▶ [DIRECTIONS]:
Find every line in the records below that holds the word "основные" and copy it.
+ + + + + + +
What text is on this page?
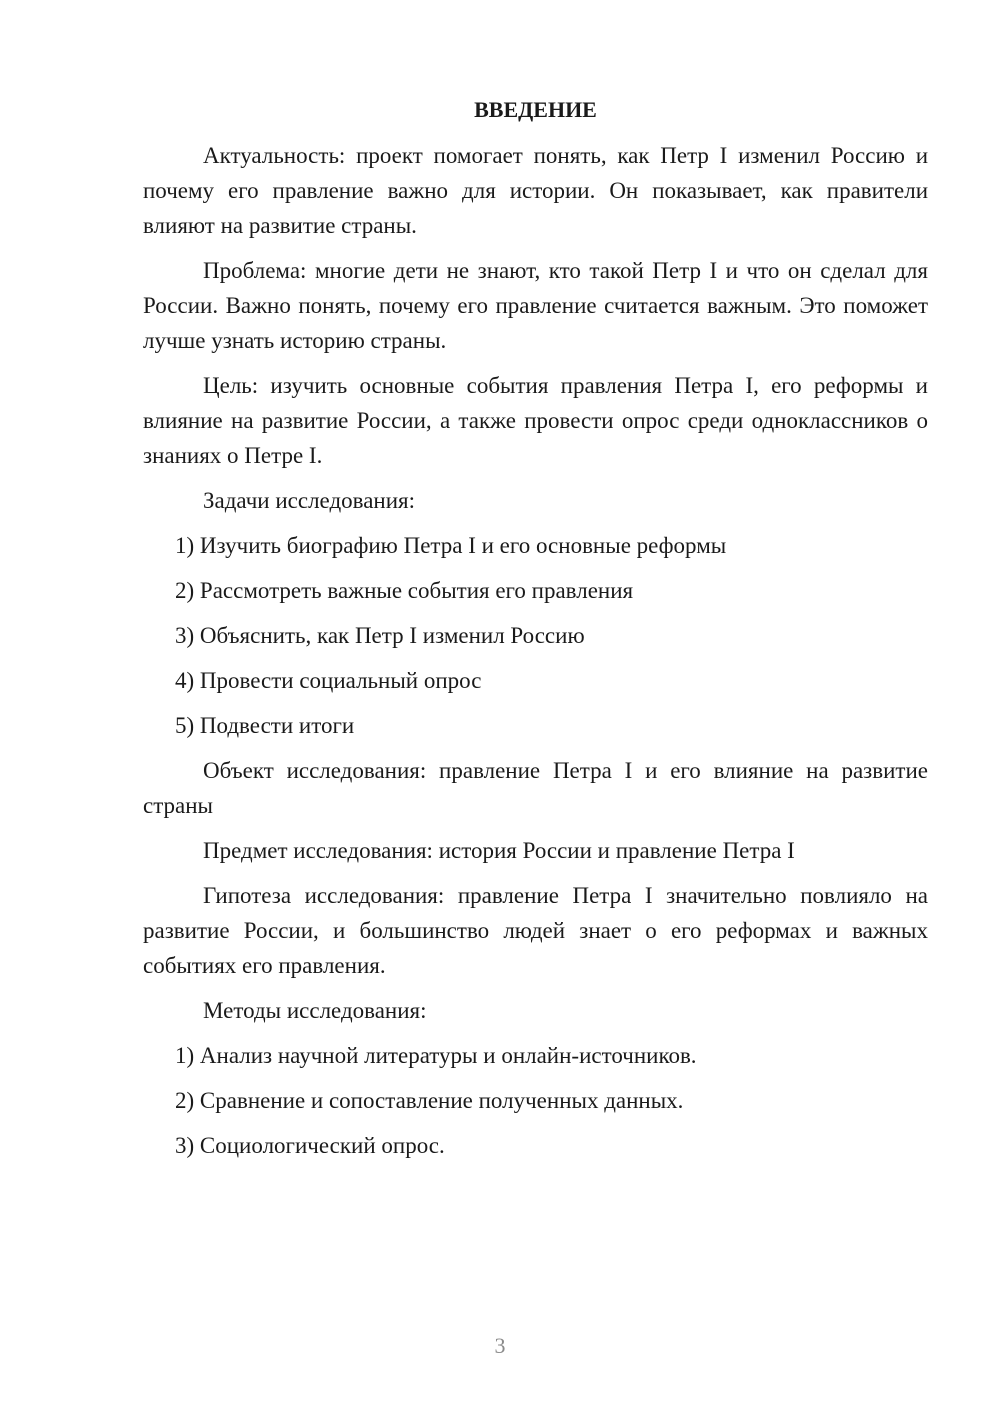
ВВЕДЕНИЕ

Актуальность: проект помогает понять, как Петр I изменил Россию и почему его правление важно для истории. Он показывает, как правители влияют на развитие страны.

Проблема: многие дети не знают, кто такой Петр I и что он сделал для России. Важно понять, почему его правление считается важным. Это поможет лучше узнать историю страны.

Цель: изучить основные события правления Петра I, его реформы и влияние на развитие России, а также провести опрос среди одноклассников о знаниях о Петре I.

Задачи исследования:

1) Изучить биографию Петра I и его основные реформы

2) Рассмотреть важные события его правления

3) Объяснить, как Петр I изменил Россию

4) Провести социальный опрос

5) Подвести итоги

Объект исследования: правление Петра I и его влияние на развитие страны

Предмет исследования: история России и правление Петра I

Гипотеза исследования: правление Петра I значительно повлияло на развитие России, и большинство людей знает о его реформах и важных событиях его правления.

Методы исследования:

1) Анализ научной литературы и онлайн-источников.

2) Сравнение и сопоставление полученных данных.

3) Социологический опрос.

3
+ + + + + + +
▶ [SOLUTION FOR THIS TASK]:
Цель: изучить основные события правления Петра I, его реформы и влияние на развитие России, а также провести опрос среди одноклассников о знаниях о Петре I.
1) Изучить биографию Петра I и его основные реформы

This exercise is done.